What to do
Note how many lines include the word "help", and give that number by itself.

Entries
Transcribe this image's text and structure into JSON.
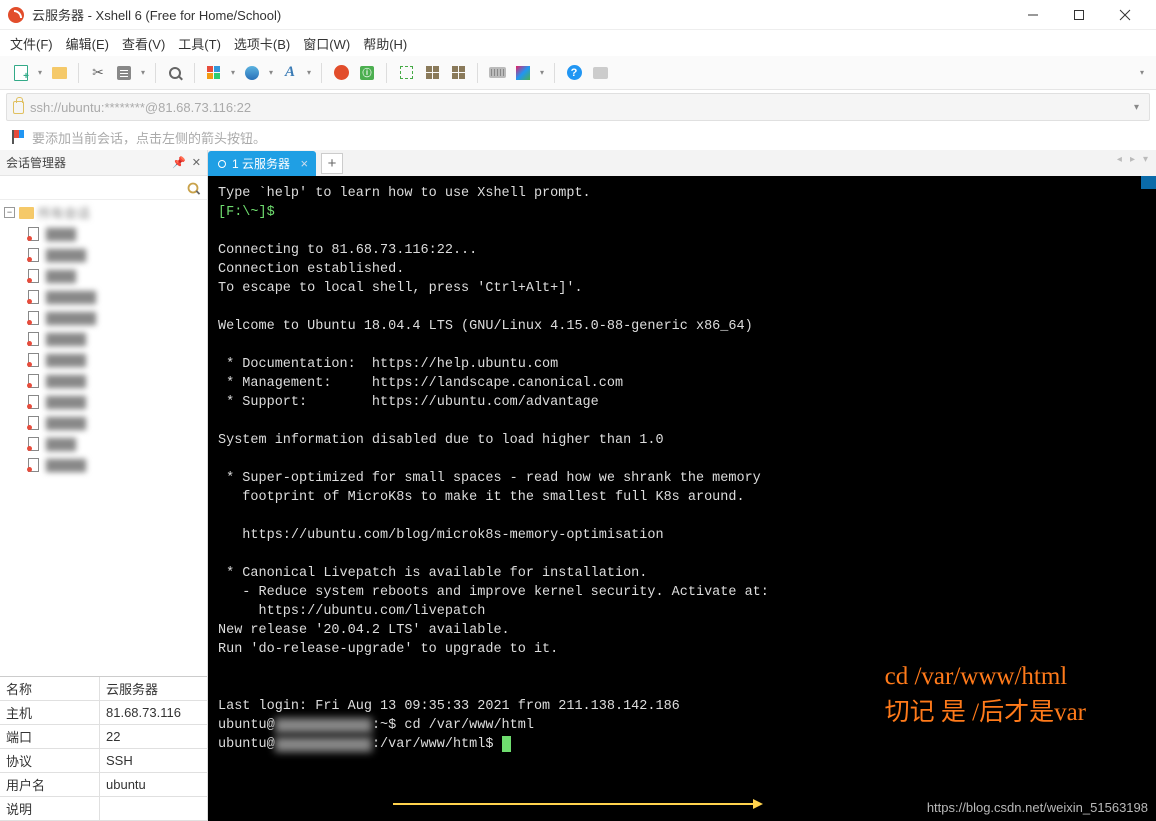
{
  "titlebar": {
    "title": "云服务器 - Xshell 6 (Free for Home/School)"
  },
  "menubar": [
    "文件(F)",
    "编辑(E)",
    "查看(V)",
    "工具(T)",
    "选项卡(B)",
    "窗口(W)",
    "帮助(H)"
  ],
  "address": {
    "url": "ssh://ubuntu:********@81.68.73.116:22"
  },
  "hint": "要添加当前会话，点击左侧的箭头按钮。",
  "sidebar": {
    "title": "会话管理器",
    "root": "所有会话",
    "items": [
      "▇▇▇",
      "▇▇▇▇",
      "▇▇▇",
      "▇▇▇▇▇",
      "▇▇▇▇▇",
      "▇▇▇▇",
      "▇▇▇▇",
      "▇▇▇▇",
      "▇▇▇▇",
      "▇▇▇▇",
      "▇▇▇",
      "▇▇▇▇"
    ]
  },
  "props": {
    "headK": "名称",
    "headV": "云服务器",
    "rows": [
      {
        "k": "主机",
        "v": "81.68.73.116"
      },
      {
        "k": "端口",
        "v": "22"
      },
      {
        "k": "协议",
        "v": "SSH"
      },
      {
        "k": "用户名",
        "v": "ubuntu"
      },
      {
        "k": "说明",
        "v": ""
      }
    ]
  },
  "tab": {
    "index": "1",
    "label": "云服务器"
  },
  "terminal": {
    "l1": "Type `help' to learn how to use Xshell prompt.",
    "l2": "[F:\\~]$",
    "l3": "Connecting to 81.68.73.116:22...",
    "l4": "Connection established.",
    "l5": "To escape to local shell, press 'Ctrl+Alt+]'.",
    "l6": "Welcome to Ubuntu 18.04.4 LTS (GNU/Linux 4.15.0-88-generic x86_64)",
    "l7": " * Documentation:  https://help.ubuntu.com",
    "l8": " * Management:     https://landscape.canonical.com",
    "l9": " * Support:        https://ubuntu.com/advantage",
    "l10": "System information disabled due to load higher than 1.0",
    "l11": " * Super-optimized for small spaces - read how we shrank the memory",
    "l12": "   footprint of MicroK8s to make it the smallest full K8s around.",
    "l13": "   https://ubuntu.com/blog/microk8s-memory-optimisation",
    "l14": " * Canonical Livepatch is available for installation.",
    "l15": "   - Reduce system reboots and improve kernel security. Activate at:",
    "l16": "     https://ubuntu.com/livepatch",
    "l17": "New release '20.04.2 LTS' available.",
    "l18": "Run 'do-release-upgrade' to upgrade to it.",
    "l19": "Last login: Fri Aug 13 09:35:33 2021 from 211.138.142.186",
    "p1a": "ubuntu@",
    "p1b": ":~$ cd /var/www/html",
    "p2a": "ubuntu@",
    "p2b": ":/var/www/html$ "
  },
  "annotation": {
    "line1": "cd /var/www/html",
    "line2": "切记 是 /后才是var"
  },
  "watermark": "https://blog.csdn.net/weixin_51563198"
}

Exercise result
2